Task to complete -> Extract all lines containing "前瞻产业研究院".

Input ->
• • • • •

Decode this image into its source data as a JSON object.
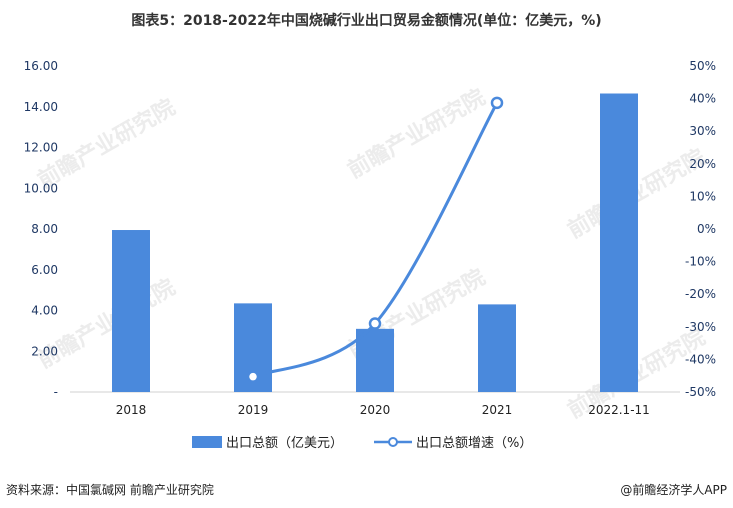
{
  "title": "图表5：2018-2022年中国烧碱行业出口贸易金额情况(单位：亿美元，%)",
  "source": "资料来源：中国氯碱网 前瞻产业研究院",
  "brand": "@前瞻经济学人APP",
  "watermark": "前瞻产业研究院",
  "colors": {
    "bar": "#4A89DC",
    "line": "#4A89DC",
    "axis_text": "#1F3864"
  },
  "chart_data": {
    "type": "bar",
    "categories": [
      "2018",
      "2019",
      "2020",
      "2021",
      "2022.1-11"
    ],
    "series": [
      {
        "name": "出口总额（亿美元）",
        "type": "bar",
        "axis": "left",
        "values": [
          7.95,
          4.35,
          3.1,
          4.3,
          14.65
        ]
      },
      {
        "name": "出口总额增速（%）",
        "type": "line",
        "axis": "right",
        "values": [
          null,
          -45.3,
          -29,
          38.7,
          null
        ]
      }
    ],
    "y_left": {
      "min": 0,
      "max": 16,
      "step": 2,
      "tick_labels": [
        "-",
        "2.00",
        "4.00",
        "6.00",
        "8.00",
        "10.00",
        "12.00",
        "14.00",
        "16.00"
      ]
    },
    "y_right": {
      "min": -50,
      "max": 50,
      "step": 10,
      "tick_labels": [
        "-50%",
        "-40%",
        "-30%",
        "-20%",
        "-10%",
        "0%",
        "10%",
        "20%",
        "30%",
        "40%",
        "50%"
      ]
    },
    "legend_position": "bottom",
    "grid": false
  }
}
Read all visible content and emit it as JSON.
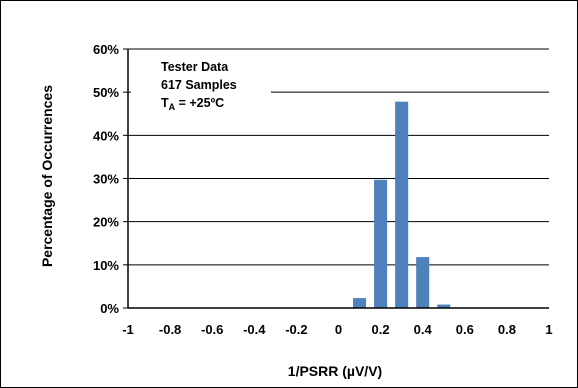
{
  "chart_data": {
    "type": "bar",
    "xlabel": "1/PSRR (µV/V)",
    "ylabel": "Percentage of Occurrences",
    "xlim": [
      -1,
      1
    ],
    "ylim": [
      0,
      60
    ],
    "x_ticks": [
      -1,
      -0.8,
      -0.6,
      -0.4,
      -0.2,
      0,
      0.2,
      0.4,
      0.6,
      0.8,
      1
    ],
    "x_tick_labels": [
      "-1",
      "-0.8",
      "-0.6",
      "-0.4",
      "-0.2",
      "0",
      "0.2",
      "0.4",
      "0.6",
      "0.8",
      "1"
    ],
    "y_ticks": [
      0,
      10,
      20,
      30,
      40,
      50,
      60
    ],
    "y_tick_labels": [
      "0%",
      "10%",
      "20%",
      "30%",
      "40%",
      "50%",
      "60%"
    ],
    "grid": "horizontal",
    "bar_color": "#4f81bd",
    "series": [
      {
        "x": [
          0.1,
          0.2,
          0.3,
          0.4,
          0.5
        ],
        "values": [
          2.3,
          29.7,
          47.8,
          11.8,
          0.8
        ]
      }
    ],
    "annotation": {
      "line1": "Tester Data",
      "line2": "617 Samples",
      "line3_main": "T",
      "line3_sub": "A",
      "line3_rest": " = +25ºC"
    }
  }
}
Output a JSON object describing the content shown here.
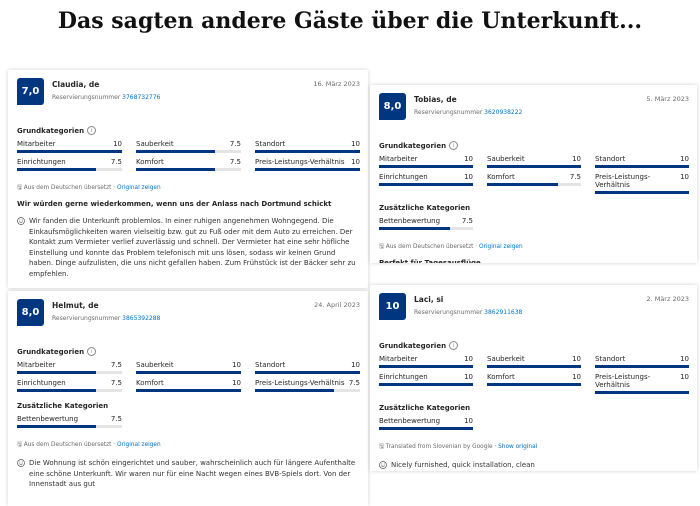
{
  "title": "Das sagten andere Gäste über die Unterkunft...",
  "reviews": [
    {
      "score": "7,0",
      "name": "Claudia, de",
      "date": "16. März 2023",
      "reservation_label": "Reservierungsnummer",
      "reservation_number": "3768732776",
      "basic_heading": "Grundkategorien",
      "basic": [
        {
          "label": "Mitarbeiter",
          "value": 10
        },
        {
          "label": "Sauberkeit",
          "value": 7.5
        },
        {
          "label": "Standort",
          "value": 10
        },
        {
          "label": "Einrichtungen",
          "value": 7.5
        },
        {
          "label": "Komfort",
          "value": 7.5
        },
        {
          "label": "Preis-Leistungs-Verhältnis",
          "value": 10
        }
      ],
      "translation": "Aus dem Deutschen übersetzt",
      "original_link": "Original zeigen",
      "headline": "Wir würden gerne wiederkommen, wenn uns der Anlass nach Dortmund schickt",
      "text": "Wir fanden die Unterkunft problemlos. In einer ruhigen angenehmen Wohngegend. Die Einkaufsmöglichkeiten waren vielseitig bzw. gut zu Fuß oder mit dem Auto zu erreichen. Der Kontakt zum Vermieter verlief zuverlässig und schnell. Der Vermieter hat eine sehr höfliche Einstellung und konnte das Problem telefonisch mit uns lösen, sodass wir keinen Grund haben. Dinge aufzulisten, die uns nicht gefallen haben. Zum Frühstück ist der Bäcker sehr zu empfehlen."
    },
    {
      "score": "8,0",
      "name": "Tobias, de",
      "date": "5. März 2023",
      "reservation_label": "Reservierungsnummer",
      "reservation_number": "3620938222",
      "basic_heading": "Grundkategorien",
      "basic": [
        {
          "label": "Mitarbeiter",
          "value": 10
        },
        {
          "label": "Sauberkeit",
          "value": 10
        },
        {
          "label": "Standort",
          "value": 10
        },
        {
          "label": "Einrichtungen",
          "value": 10
        },
        {
          "label": "Komfort",
          "value": 7.5
        },
        {
          "label": "Preis-Leistungs-Verhältnis",
          "value": 10
        }
      ],
      "extra_heading": "Zusätzliche Kategorien",
      "extra": [
        {
          "label": "Bettenbewertung",
          "value": 7.5
        }
      ],
      "translation": "Aus dem Deutschen übersetzt",
      "original_link": "Original zeigen",
      "headline": "Perfekt für Tagesausflüge."
    },
    {
      "score": "8,0",
      "name": "Helmut, de",
      "date": "24. April 2023",
      "reservation_label": "Reservierungsnummer",
      "reservation_number": "3865392288",
      "basic_heading": "Grundkategorien",
      "basic": [
        {
          "label": "Mitarbeiter",
          "value": 7.5
        },
        {
          "label": "Sauberkeit",
          "value": 10
        },
        {
          "label": "Standort",
          "value": 10
        },
        {
          "label": "Einrichtungen",
          "value": 7.5
        },
        {
          "label": "Komfort",
          "value": 10
        },
        {
          "label": "Preis-Leistungs-Verhältnis",
          "value": 7.5
        }
      ],
      "extra_heading": "Zusätzliche Kategorien",
      "extra": [
        {
          "label": "Bettenbewertung",
          "value": 7.5
        }
      ],
      "translation": "Aus dem Deutschen übersetzt",
      "original_link": "Original zeigen",
      "text": "Die Wohnung ist schön eingerichtet und sauber, wahrscheinlich auch für längere Aufenthalte eine schöne Unterkunft. Wir waren nur für eine Nacht wegen eines BVB-Spiels dort. Von der Innenstadt aus gut"
    },
    {
      "score": "10",
      "name": "Laci, si",
      "date": "2. März 2023",
      "reservation_label": "Reservierungsnummer",
      "reservation_number": "3862911638",
      "basic_heading": "Grundkategorien",
      "basic": [
        {
          "label": "Mitarbeiter",
          "value": 10
        },
        {
          "label": "Sauberkeit",
          "value": 10
        },
        {
          "label": "Standort",
          "value": 10
        },
        {
          "label": "Einrichtungen",
          "value": 10
        },
        {
          "label": "Komfort",
          "value": 10
        },
        {
          "label": "Preis-Leistungs-Verhältnis",
          "value": 10
        }
      ],
      "extra_heading": "Zusätzliche Kategorien",
      "extra": [
        {
          "label": "Bettenbewertung",
          "value": 10
        }
      ],
      "translation": "Translated from Slovenian by Google",
      "original_link": "Show original",
      "text": "Nicely furnished, quick installation, clean"
    }
  ]
}
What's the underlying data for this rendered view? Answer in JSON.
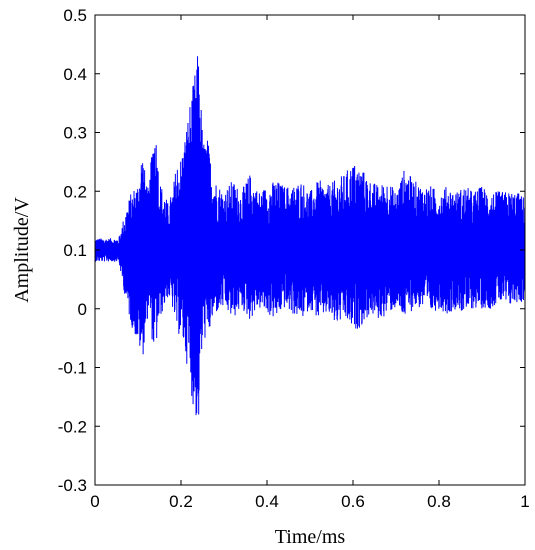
{
  "chart_data": {
    "type": "line",
    "title": "",
    "xlabel": "Time/ms",
    "ylabel": "Amplitude/V",
    "xlim": [
      0,
      1
    ],
    "ylim": [
      -0.3,
      0.5
    ],
    "x_ticks": [
      0,
      0.2,
      0.4,
      0.6,
      0.8,
      1
    ],
    "x_tick_labels": [
      "0",
      "0.2",
      "0.4",
      "0.6",
      "0.8",
      "1"
    ],
    "y_ticks": [
      -0.3,
      -0.2,
      -0.1,
      0,
      0.1,
      0.2,
      0.3,
      0.4,
      0.5
    ],
    "y_tick_labels": [
      "-0.3",
      "-0.2",
      "-0.1",
      "0",
      "0.1",
      "0.2",
      "0.3",
      "0.4",
      "0.5"
    ],
    "grid": false,
    "legend": "none",
    "series": [
      {
        "color": "#0000ff",
        "envelope": {
          "x": [
            0,
            0.055,
            0.065,
            0.075,
            0.085,
            0.1,
            0.11,
            0.115,
            0.125,
            0.135,
            0.14,
            0.15,
            0.16,
            0.17,
            0.18,
            0.19,
            0.2,
            0.21,
            0.22,
            0.23,
            0.235,
            0.24,
            0.245,
            0.25,
            0.255,
            0.26,
            0.27,
            0.28,
            0.3,
            0.32,
            0.34,
            0.36,
            0.38,
            0.4,
            0.42,
            0.44,
            0.46,
            0.48,
            0.5,
            0.52,
            0.54,
            0.56,
            0.58,
            0.6,
            0.62,
            0.64,
            0.66,
            0.68,
            0.7,
            0.72,
            0.74,
            0.76,
            0.78,
            0.8,
            0.82,
            0.84,
            0.86,
            0.88,
            0.9,
            0.92,
            0.94,
            0.96,
            0.98,
            1
          ],
          "upper": [
            0.12,
            0.12,
            0.15,
            0.18,
            0.2,
            0.22,
            0.28,
            0.24,
            0.2,
            0.3,
            0.32,
            0.22,
            0.2,
            0.18,
            0.2,
            0.25,
            0.26,
            0.3,
            0.35,
            0.39,
            0.42,
            0.44,
            0.38,
            0.3,
            0.28,
            0.3,
            0.25,
            0.22,
            0.2,
            0.22,
            0.2,
            0.23,
            0.2,
            0.21,
            0.22,
            0.21,
            0.21,
            0.22,
            0.2,
            0.22,
            0.21,
            0.22,
            0.23,
            0.25,
            0.24,
            0.22,
            0.21,
            0.22,
            0.2,
            0.24,
            0.22,
            0.21,
            0.21,
            0.2,
            0.21,
            0.2,
            0.21,
            0.2,
            0.21,
            0.2,
            0.2,
            0.2,
            0.2,
            0.19
          ],
          "lower": [
            0.08,
            0.08,
            0.04,
            0.0,
            -0.03,
            -0.06,
            -0.09,
            -0.06,
            0.0,
            -0.07,
            -0.08,
            -0.02,
            0.0,
            0.02,
            0.0,
            -0.04,
            -0.05,
            -0.08,
            -0.12,
            -0.18,
            -0.19,
            -0.22,
            -0.12,
            -0.07,
            -0.05,
            -0.07,
            -0.03,
            -0.01,
            0.0,
            -0.02,
            0.0,
            -0.02,
            0.0,
            -0.01,
            -0.02,
            0.0,
            -0.01,
            -0.02,
            0.0,
            -0.02,
            -0.01,
            -0.03,
            -0.02,
            -0.04,
            -0.03,
            -0.01,
            -0.02,
            -0.01,
            0.0,
            -0.02,
            0.0,
            0.0,
            -0.01,
            0.0,
            -0.01,
            0.0,
            -0.01,
            0.0,
            0.0,
            0.0,
            0.01,
            0.0,
            0.01,
            0.01
          ]
        }
      }
    ]
  }
}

• • • • •

Task output ->
  "source": "资料来源：中国氯碱网 前瞻产业研究院",
  "watermark": "前瞻产业研究院",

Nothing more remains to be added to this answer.